§ **PROBLEM DETAILS**
Repeat the material verbatim and drop the pictures.

:: RECORDS FOR THIS EXERCISE ::

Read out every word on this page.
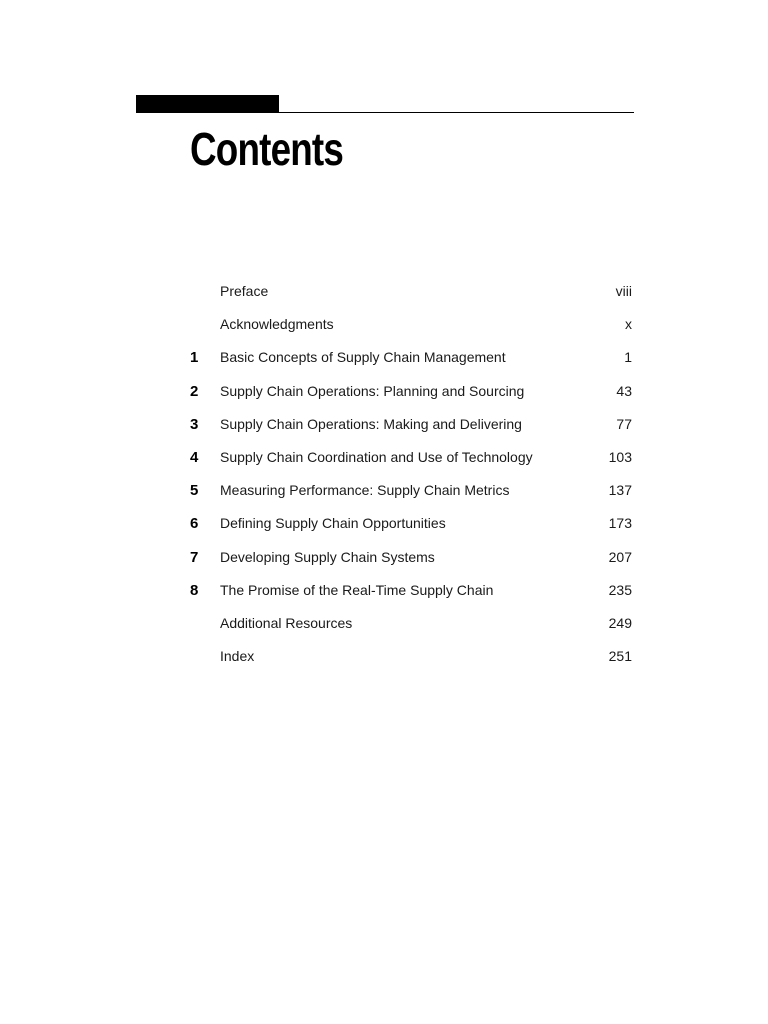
Contents
Preface	viii
Acknowledgments	x
1	Basic Concepts of Supply Chain Management	1
2	Supply Chain Operations: Planning and Sourcing	43
3	Supply Chain Operations: Making and Delivering	77
4	Supply Chain Coordination and Use of Technology	103
5	Measuring Performance: Supply Chain Metrics	137
6	Defining Supply Chain Opportunities	173
7	Developing Supply Chain Systems	207
8	The Promise of the Real-Time Supply Chain	235
Additional Resources	249
Index	251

:::

§ **THE RESPONSE**
Read out every word on this page.
Contents
Preface	viii
Acknowledgments	x
1	Basic Concepts of Supply Chain Management	1
2	Supply Chain Operations: Planning and Sourcing	43
3	Supply Chain Operations: Making and Delivering	77
4	Supply Chain Coordination and Use of Technology	103
5	Measuring Performance: Supply Chain Metrics	137
6	Defining Supply Chain Opportunities	173
7	Developing Supply Chain Systems	207
8	The Promise of the Real-Time Supply Chain	235
Additional Resources	249
Index	251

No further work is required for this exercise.